[Dataset items]

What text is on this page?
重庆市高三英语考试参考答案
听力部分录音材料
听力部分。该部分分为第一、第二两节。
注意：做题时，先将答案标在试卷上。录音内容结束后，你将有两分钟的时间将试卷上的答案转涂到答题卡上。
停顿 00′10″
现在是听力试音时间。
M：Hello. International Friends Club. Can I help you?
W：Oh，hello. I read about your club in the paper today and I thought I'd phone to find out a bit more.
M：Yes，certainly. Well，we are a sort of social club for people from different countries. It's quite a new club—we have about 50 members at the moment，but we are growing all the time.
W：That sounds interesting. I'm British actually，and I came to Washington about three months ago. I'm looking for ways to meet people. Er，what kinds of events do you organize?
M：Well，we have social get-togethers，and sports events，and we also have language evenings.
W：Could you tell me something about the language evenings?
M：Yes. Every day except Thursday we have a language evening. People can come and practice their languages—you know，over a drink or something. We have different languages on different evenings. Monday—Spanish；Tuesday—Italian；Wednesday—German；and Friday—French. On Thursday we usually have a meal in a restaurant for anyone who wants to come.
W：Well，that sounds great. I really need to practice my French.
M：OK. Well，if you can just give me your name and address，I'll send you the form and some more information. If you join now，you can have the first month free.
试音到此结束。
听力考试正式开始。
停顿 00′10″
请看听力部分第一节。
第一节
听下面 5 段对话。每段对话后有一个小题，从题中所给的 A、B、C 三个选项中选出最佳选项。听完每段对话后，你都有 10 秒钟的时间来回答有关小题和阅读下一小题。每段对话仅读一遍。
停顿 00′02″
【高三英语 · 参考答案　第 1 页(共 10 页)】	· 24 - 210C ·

Exercise: Repeat each record in full; every line must match exactly.

Right answer:
What text is on this page?
重庆市高三英语考试参考答案
听力部分录音材料
听力部分。该部分分为第一、第二两节。
注意：做题时，先将答案标在试卷上。录音内容结束后，你将有两分钟的时间将试卷上的答案转涂到答题卡上。
停顿 00′10″
现在是听力试音时间。
M：Hello. International Friends Club. Can I help you?
W：Oh，hello. I read about your club in the paper today and I thought I'd phone to find out a bit more.
M：Yes，certainly. Well，we are a sort of social club for people from different countries. It's quite a new club—we have about 50 members at the moment，but we are growing all the time.
W：That sounds interesting. I'm British actually，and I came to Washington about three months ago. I'm looking for ways to meet people. Er，what kinds of events do you organize?
M：Well，we have social get-togethers，and sports events，and we also have language evenings.
W：Could you tell me something about the language evenings?
M：Yes. Every day except Thursday we have a language evening. People can come and practice their languages—you know，over a drink or something. We have different languages on different evenings. Monday—Spanish；Tuesday—Italian；Wednesday—German；and Friday—French. On Thursday we usually have a meal in a restaurant for anyone who wants to come.
W：Well，that sounds great. I really need to practice my French.
M：OK. Well，if you can just give me your name and address，I'll send you the form and some more information. If you join now，you can have the first month free.
试音到此结束。
听力考试正式开始。
停顿 00′10″
请看听力部分第一节。
第一节
听下面 5 段对话。每段对话后有一个小题，从题中所给的 A、B、C 三个选项中选出最佳选项。听完每段对话后，你都有 10 秒钟的时间来回答有关小题和阅读下一小题。每段对话仅读一遍。
停顿 00′02″
【高三英语 · 参考答案　第 1 页(共 10 页)】	· 24 - 210C ·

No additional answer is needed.